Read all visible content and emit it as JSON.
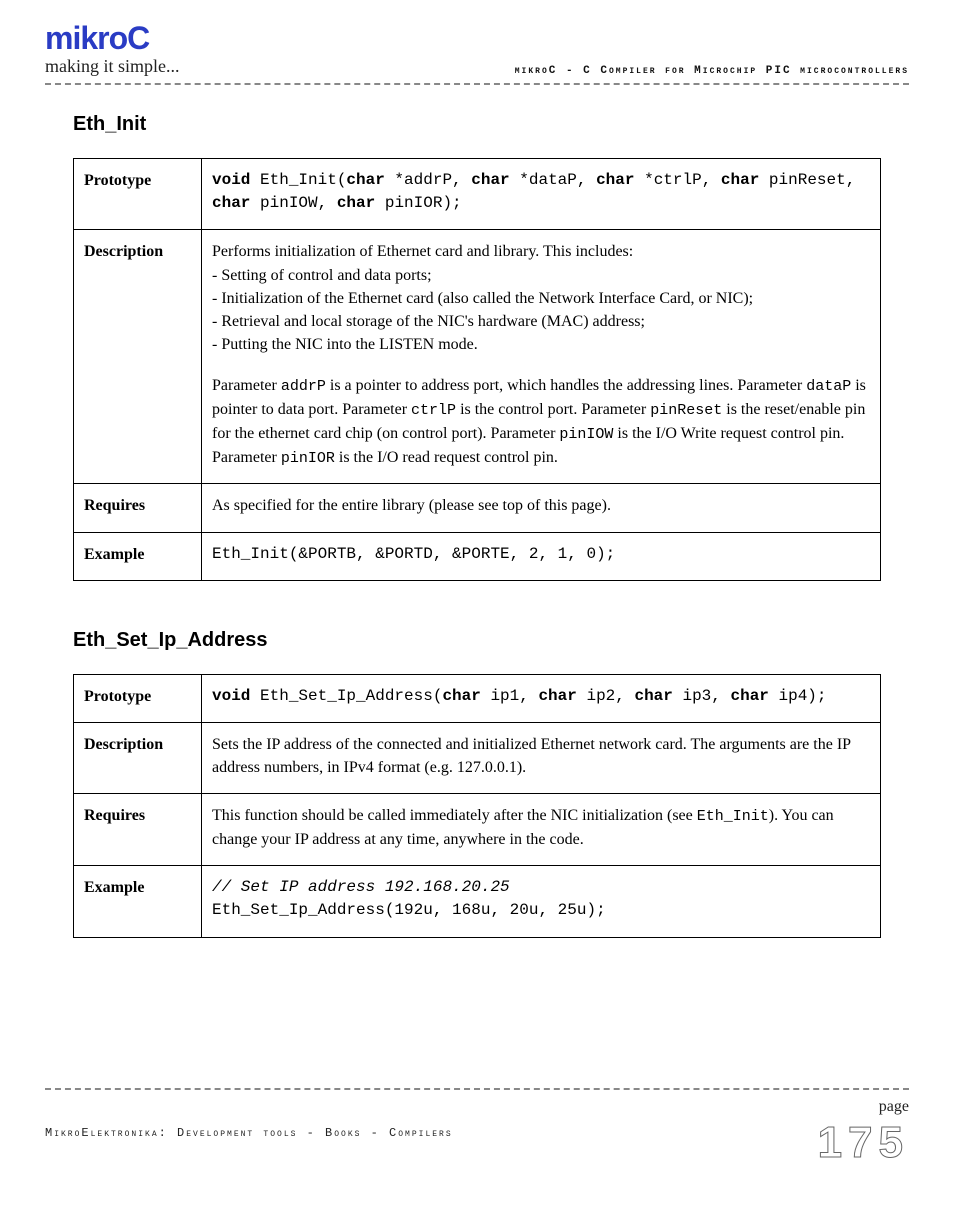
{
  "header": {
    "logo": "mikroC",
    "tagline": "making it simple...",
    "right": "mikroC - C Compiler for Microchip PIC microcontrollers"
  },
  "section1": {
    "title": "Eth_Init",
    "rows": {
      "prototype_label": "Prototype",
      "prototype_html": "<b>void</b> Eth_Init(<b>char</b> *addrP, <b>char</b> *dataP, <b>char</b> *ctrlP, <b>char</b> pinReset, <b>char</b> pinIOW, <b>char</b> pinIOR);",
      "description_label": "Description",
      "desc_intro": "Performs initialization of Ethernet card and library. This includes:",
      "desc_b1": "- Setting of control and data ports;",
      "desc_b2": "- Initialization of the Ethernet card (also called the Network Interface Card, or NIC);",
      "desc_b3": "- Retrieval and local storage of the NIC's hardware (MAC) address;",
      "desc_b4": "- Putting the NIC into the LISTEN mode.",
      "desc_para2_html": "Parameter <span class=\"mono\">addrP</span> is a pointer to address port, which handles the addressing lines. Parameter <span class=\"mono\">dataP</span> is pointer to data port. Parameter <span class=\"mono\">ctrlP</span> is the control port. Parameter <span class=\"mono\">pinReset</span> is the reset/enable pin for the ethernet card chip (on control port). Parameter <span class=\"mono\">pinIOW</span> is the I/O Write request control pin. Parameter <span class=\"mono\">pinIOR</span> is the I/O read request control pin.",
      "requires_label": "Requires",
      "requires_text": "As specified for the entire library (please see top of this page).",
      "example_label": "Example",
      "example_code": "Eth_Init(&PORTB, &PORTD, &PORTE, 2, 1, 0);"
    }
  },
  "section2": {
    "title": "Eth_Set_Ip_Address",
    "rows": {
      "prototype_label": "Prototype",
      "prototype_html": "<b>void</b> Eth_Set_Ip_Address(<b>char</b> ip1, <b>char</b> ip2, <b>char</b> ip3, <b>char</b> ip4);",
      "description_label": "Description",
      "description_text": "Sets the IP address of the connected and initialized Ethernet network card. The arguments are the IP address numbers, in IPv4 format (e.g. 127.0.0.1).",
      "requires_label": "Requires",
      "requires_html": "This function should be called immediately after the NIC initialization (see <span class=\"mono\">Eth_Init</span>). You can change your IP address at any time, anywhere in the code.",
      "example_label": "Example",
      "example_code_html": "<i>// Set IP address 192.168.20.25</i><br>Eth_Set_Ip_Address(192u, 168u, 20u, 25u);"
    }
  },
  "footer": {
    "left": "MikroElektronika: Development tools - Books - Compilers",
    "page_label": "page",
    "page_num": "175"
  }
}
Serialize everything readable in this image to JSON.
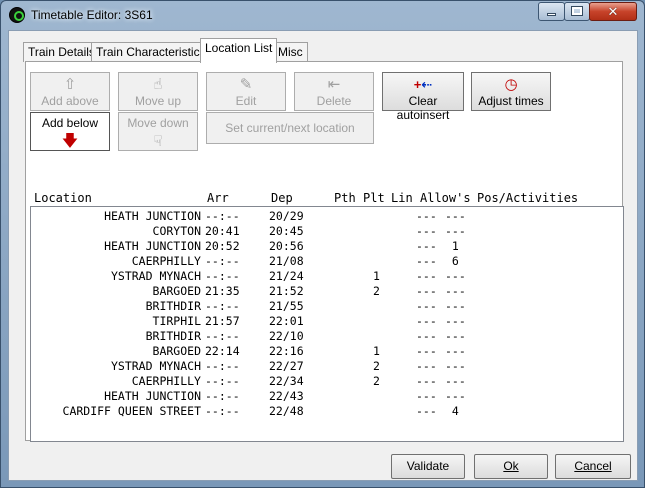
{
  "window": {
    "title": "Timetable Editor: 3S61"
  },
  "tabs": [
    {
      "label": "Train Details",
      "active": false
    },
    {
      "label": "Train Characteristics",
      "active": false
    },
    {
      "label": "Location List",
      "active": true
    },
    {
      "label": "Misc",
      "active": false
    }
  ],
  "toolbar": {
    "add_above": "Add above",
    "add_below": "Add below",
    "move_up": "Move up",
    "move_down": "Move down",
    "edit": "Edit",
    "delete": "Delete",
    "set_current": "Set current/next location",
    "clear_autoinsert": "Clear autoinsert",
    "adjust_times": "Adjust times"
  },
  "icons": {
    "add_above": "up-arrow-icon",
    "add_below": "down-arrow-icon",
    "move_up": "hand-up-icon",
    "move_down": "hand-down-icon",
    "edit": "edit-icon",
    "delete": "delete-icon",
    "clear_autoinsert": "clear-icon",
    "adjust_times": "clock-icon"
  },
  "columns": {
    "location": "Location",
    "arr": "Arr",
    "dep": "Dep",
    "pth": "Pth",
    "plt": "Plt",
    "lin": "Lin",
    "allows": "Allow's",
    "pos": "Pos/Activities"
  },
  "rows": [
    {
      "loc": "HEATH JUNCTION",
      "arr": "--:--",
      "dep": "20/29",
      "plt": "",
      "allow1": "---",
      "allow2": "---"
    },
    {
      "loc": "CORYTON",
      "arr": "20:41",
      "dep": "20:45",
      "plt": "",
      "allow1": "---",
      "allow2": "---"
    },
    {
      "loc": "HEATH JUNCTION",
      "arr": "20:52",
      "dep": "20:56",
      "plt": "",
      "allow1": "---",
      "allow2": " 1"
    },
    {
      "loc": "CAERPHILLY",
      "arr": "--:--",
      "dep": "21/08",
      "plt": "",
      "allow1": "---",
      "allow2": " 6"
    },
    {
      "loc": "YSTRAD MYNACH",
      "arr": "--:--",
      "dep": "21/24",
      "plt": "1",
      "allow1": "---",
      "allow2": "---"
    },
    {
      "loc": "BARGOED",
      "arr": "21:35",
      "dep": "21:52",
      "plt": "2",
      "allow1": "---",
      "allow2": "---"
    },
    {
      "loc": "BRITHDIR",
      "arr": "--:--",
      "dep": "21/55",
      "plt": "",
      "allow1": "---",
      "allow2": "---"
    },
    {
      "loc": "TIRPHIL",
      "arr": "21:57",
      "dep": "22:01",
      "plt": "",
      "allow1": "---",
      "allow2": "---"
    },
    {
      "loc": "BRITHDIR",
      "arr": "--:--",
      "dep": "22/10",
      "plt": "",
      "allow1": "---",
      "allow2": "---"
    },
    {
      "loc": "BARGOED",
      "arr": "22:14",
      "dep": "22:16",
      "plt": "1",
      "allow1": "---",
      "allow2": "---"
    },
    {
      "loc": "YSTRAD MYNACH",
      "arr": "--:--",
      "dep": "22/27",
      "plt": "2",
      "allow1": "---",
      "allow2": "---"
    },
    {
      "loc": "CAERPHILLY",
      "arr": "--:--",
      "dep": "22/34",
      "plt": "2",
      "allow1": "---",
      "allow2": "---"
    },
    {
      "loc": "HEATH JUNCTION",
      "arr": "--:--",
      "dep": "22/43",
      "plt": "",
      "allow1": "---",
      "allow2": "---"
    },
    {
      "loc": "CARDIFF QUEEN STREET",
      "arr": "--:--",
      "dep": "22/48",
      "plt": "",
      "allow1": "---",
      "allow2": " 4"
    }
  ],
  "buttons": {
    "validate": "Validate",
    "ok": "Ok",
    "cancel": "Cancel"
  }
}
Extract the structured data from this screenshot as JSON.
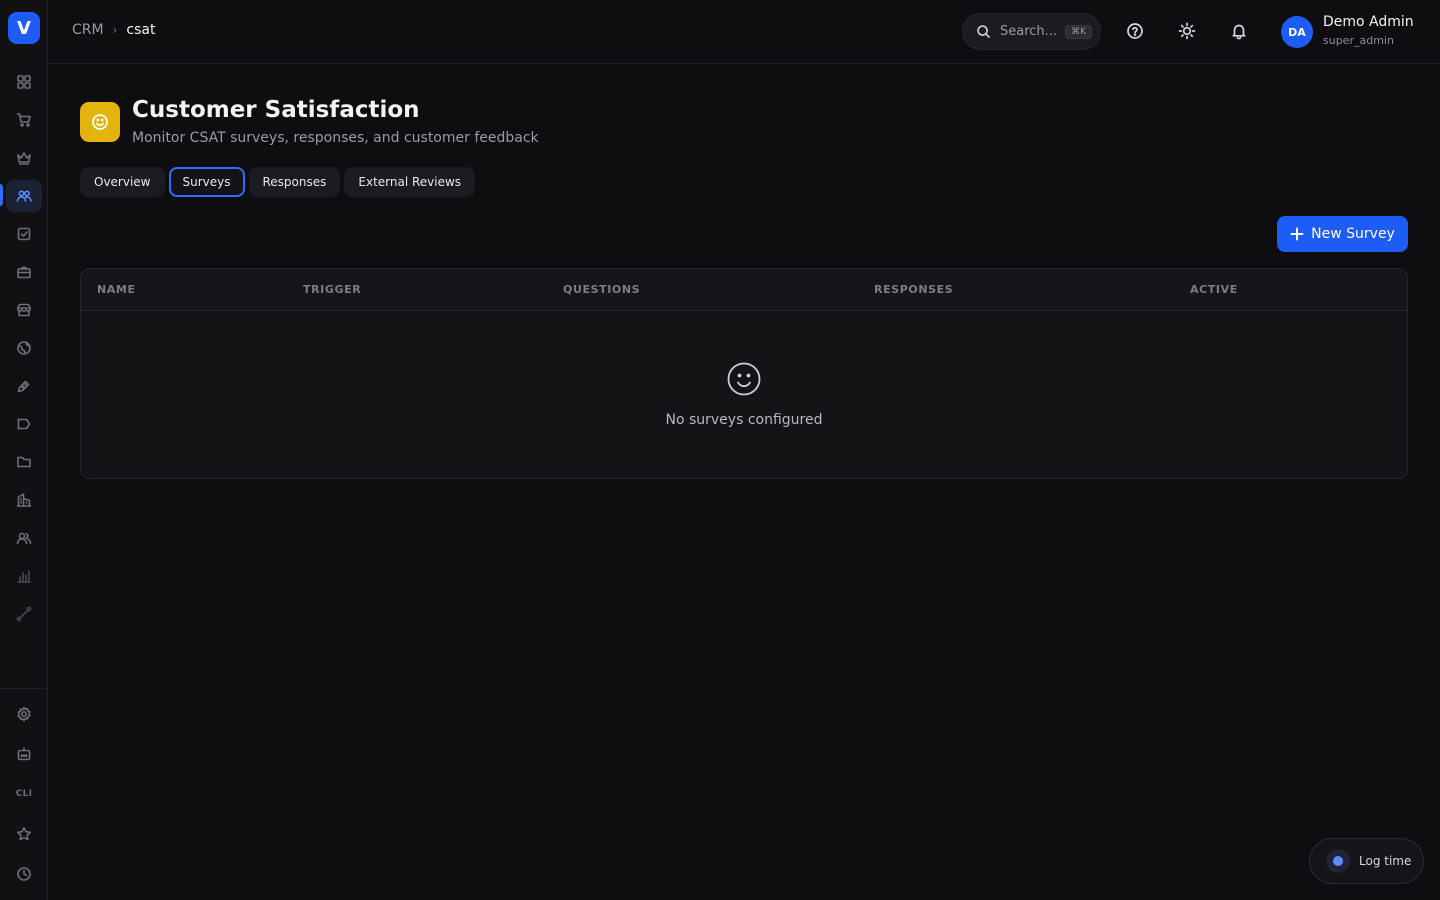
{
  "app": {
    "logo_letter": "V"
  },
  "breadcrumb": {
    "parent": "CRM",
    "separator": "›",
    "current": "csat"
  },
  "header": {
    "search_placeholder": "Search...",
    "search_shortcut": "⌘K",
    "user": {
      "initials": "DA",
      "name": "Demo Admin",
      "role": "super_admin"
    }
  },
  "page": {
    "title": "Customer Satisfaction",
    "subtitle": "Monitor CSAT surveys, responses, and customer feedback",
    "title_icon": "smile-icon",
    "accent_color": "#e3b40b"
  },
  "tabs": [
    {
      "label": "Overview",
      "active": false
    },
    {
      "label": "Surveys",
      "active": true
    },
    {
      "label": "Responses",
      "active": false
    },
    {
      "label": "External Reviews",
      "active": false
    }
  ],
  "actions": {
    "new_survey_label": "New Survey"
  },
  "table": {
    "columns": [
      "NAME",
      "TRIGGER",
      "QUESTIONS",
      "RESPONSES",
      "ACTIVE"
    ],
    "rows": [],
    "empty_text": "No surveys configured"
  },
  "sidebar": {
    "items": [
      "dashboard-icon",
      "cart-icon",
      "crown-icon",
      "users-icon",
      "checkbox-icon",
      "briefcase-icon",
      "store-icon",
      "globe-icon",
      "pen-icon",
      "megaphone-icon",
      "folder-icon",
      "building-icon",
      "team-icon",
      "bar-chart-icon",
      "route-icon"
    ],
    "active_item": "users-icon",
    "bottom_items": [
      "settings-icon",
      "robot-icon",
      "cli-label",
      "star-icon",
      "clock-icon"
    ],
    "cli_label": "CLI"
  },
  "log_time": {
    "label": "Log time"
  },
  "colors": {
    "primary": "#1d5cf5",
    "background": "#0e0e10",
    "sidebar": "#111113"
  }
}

→ **Exercise**
In the entries above, identify every line with the word "arrow". Copy those lines.

→ **Result of this task**
    "add_above": "up-arrow-icon",
    "add_below": "down-arrow-icon",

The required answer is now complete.